## Start Raw records

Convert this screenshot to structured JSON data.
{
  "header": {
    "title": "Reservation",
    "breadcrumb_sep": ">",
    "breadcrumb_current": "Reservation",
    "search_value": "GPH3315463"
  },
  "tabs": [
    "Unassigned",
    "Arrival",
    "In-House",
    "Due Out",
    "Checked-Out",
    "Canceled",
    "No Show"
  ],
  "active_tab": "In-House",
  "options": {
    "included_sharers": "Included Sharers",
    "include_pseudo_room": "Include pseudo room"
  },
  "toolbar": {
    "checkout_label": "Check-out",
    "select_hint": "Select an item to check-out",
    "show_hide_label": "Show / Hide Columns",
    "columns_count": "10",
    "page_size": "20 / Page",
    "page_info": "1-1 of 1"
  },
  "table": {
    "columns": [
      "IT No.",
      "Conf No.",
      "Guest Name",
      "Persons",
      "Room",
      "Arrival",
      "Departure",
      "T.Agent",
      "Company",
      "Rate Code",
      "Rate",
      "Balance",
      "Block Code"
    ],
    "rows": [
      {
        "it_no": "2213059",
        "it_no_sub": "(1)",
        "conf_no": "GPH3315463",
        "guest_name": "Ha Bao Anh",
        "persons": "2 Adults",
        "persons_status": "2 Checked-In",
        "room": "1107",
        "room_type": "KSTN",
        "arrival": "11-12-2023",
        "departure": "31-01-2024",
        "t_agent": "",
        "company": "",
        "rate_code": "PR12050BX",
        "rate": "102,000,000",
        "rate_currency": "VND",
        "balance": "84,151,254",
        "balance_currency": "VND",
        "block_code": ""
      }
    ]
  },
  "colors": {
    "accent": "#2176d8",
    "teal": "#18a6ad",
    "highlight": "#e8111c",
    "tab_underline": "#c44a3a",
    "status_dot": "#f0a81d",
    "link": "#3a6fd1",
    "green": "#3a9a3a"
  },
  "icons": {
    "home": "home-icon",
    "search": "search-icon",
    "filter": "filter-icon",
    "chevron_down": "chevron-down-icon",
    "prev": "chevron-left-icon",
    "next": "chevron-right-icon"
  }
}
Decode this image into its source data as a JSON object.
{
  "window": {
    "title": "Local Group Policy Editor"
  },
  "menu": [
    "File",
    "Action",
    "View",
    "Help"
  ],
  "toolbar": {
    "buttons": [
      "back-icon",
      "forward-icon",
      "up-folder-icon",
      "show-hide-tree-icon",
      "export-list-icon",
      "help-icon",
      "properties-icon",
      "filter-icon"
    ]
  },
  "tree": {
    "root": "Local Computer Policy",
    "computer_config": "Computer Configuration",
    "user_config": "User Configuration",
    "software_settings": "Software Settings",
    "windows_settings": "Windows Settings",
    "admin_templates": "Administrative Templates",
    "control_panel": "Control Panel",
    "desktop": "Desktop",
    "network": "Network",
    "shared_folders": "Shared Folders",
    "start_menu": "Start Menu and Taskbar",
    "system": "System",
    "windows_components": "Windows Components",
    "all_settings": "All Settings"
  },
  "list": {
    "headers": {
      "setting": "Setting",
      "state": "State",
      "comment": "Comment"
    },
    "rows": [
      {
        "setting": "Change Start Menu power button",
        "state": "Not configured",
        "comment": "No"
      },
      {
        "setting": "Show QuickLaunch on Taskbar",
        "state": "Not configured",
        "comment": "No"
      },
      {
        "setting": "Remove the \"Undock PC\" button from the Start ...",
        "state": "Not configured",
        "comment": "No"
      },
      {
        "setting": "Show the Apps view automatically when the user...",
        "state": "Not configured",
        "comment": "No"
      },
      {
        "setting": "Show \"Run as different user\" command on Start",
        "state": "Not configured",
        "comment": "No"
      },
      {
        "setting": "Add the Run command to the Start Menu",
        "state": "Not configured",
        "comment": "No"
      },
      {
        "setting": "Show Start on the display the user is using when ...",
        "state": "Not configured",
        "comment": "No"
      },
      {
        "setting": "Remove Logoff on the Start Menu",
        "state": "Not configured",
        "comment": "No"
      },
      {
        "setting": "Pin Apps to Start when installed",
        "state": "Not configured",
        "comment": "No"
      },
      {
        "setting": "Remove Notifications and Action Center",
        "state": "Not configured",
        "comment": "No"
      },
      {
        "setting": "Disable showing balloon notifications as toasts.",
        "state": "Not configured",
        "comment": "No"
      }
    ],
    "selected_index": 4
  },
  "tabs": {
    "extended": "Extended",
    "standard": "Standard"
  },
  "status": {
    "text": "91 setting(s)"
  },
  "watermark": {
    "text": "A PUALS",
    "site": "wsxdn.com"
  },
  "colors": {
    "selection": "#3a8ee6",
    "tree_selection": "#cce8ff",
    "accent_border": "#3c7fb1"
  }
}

## End Raw records

Directions => Please reproduce each record precisely as written.

Exercise result =>
Convert this screenshot to structured JSON data.
{
  "header": {
    "title": "Reservation",
    "breadcrumb_sep": ">",
    "breadcrumb_current": "Reservation",
    "search_value": "GPH3315463"
  },
  "tabs": [
    "Unassigned",
    "Arrival",
    "In-House",
    "Due Out",
    "Checked-Out",
    "Canceled",
    "No Show"
  ],
  "active_tab": "In-House",
  "options": {
    "included_sharers": "Included Sharers",
    "include_pseudo_room": "Include pseudo room"
  },
  "toolbar": {
    "checkout_label": "Check-out",
    "select_hint": "Select an item to check-out",
    "show_hide_label": "Show / Hide Columns",
    "columns_count": "10",
    "page_size": "20 / Page",
    "page_info": "1-1 of 1"
  },
  "table": {
    "columns": [
      "IT No.",
      "Conf No.",
      "Guest Name",
      "Persons",
      "Room",
      "Arrival",
      "Departure",
      "T.Agent",
      "Company",
      "Rate Code",
      "Rate",
      "Balance",
      "Block Code"
    ],
    "rows": [
      {
        "it_no": "2213059",
        "it_no_sub": "(1)",
        "conf_no": "GPH3315463",
        "guest_name": "Ha Bao Anh",
        "persons": "2 Adults",
        "persons_status": "2 Checked-In",
        "room": "1107",
        "room_type": "KSTN",
        "arrival": "11-12-2023",
        "departure": "31-01-2024",
        "t_agent": "",
        "company": "",
        "rate_code": "PR12050BX",
        "rate": "102,000,000",
        "rate_currency": "VND",
        "balance": "84,151,254",
        "balance_currency": "VND",
        "block_code": ""
      }
    ]
  },
  "colors": {
    "accent": "#2176d8",
    "teal": "#18a6ad",
    "highlight": "#e8111c",
    "tab_underline": "#c44a3a",
    "status_dot": "#f0a81d",
    "link": "#3a6fd1",
    "green": "#3a9a3a"
  },
  "icons": {
    "home": "home-icon",
    "search": "search-icon",
    "filter": "filter-icon",
    "chevron_down": "chevron-down-icon",
    "prev": "chevron-left-icon",
    "next": "chevron-right-icon"
  }
}
Decode this image into its source data as a JSON object.
{
  "window": {
    "title": "Local Group Policy Editor"
  },
  "menu": [
    "File",
    "Action",
    "View",
    "Help"
  ],
  "toolbar": {
    "buttons": [
      "back-icon",
      "forward-icon",
      "up-folder-icon",
      "show-hide-tree-icon",
      "export-list-icon",
      "help-icon",
      "properties-icon",
      "filter-icon"
    ]
  },
  "tree": {
    "root": "Local Computer Policy",
    "computer_config": "Computer Configuration",
    "user_config": "User Configuration",
    "software_settings": "Software Settings",
    "windows_settings": "Windows Settings",
    "admin_templates": "Administrative Templates",
    "control_panel": "Control Panel",
    "desktop": "Desktop",
    "network": "Network",
    "shared_folders": "Shared Folders",
    "start_menu": "Start Menu and Taskbar",
    "system": "System",
    "windows_components": "Windows Components",
    "all_settings": "All Settings"
  },
  "list": {
    "headers": {
      "setting": "Setting",
      "state": "State",
      "comment": "Comment"
    },
    "rows": [
      {
        "setting": "Change Start Menu power button",
        "state": "Not configured",
        "comment": "No"
      },
      {
        "setting": "Show QuickLaunch on Taskbar",
        "state": "Not configured",
        "comment": "No"
      },
      {
        "setting": "Remove the \"Undock PC\" button from the Start ...",
        "state": "Not configured",
        "comment": "No"
      },
      {
        "setting": "Show the Apps view automatically when the user...",
        "state": "Not configured",
        "comment": "No"
      },
      {
        "setting": "Show \"Run as different user\" command on Start",
        "state": "Not configured",
        "comment": "No"
      },
      {
        "setting": "Add the Run command to the Start Menu",
        "state": "Not configured",
        "comment": "No"
      },
      {
        "setting": "Show Start on the display the user is using when ...",
        "state": "Not configured",
        "comment": "No"
      },
      {
        "setting": "Remove Logoff on the Start Menu",
        "state": "Not configured",
        "comment": "No"
      },
      {
        "setting": "Pin Apps to Start when installed",
        "state": "Not configured",
        "comment": "No"
      },
      {
        "setting": "Remove Notifications and Action Center",
        "state": "Not configured",
        "comment": "No"
      },
      {
        "setting": "Disable showing balloon notifications as toasts.",
        "state": "Not configured",
        "comment": "No"
      }
    ],
    "selected_index": 4
  },
  "tabs": {
    "extended": "Extended",
    "standard": "Standard"
  },
  "status": {
    "text": "91 setting(s)"
  },
  "watermark": {
    "text": "A PUALS",
    "site": "wsxdn.com"
  },
  "colors": {
    "selection": "#3a8ee6",
    "tree_selection": "#cce8ff",
    "accent_border": "#3c7fb1"
  }
}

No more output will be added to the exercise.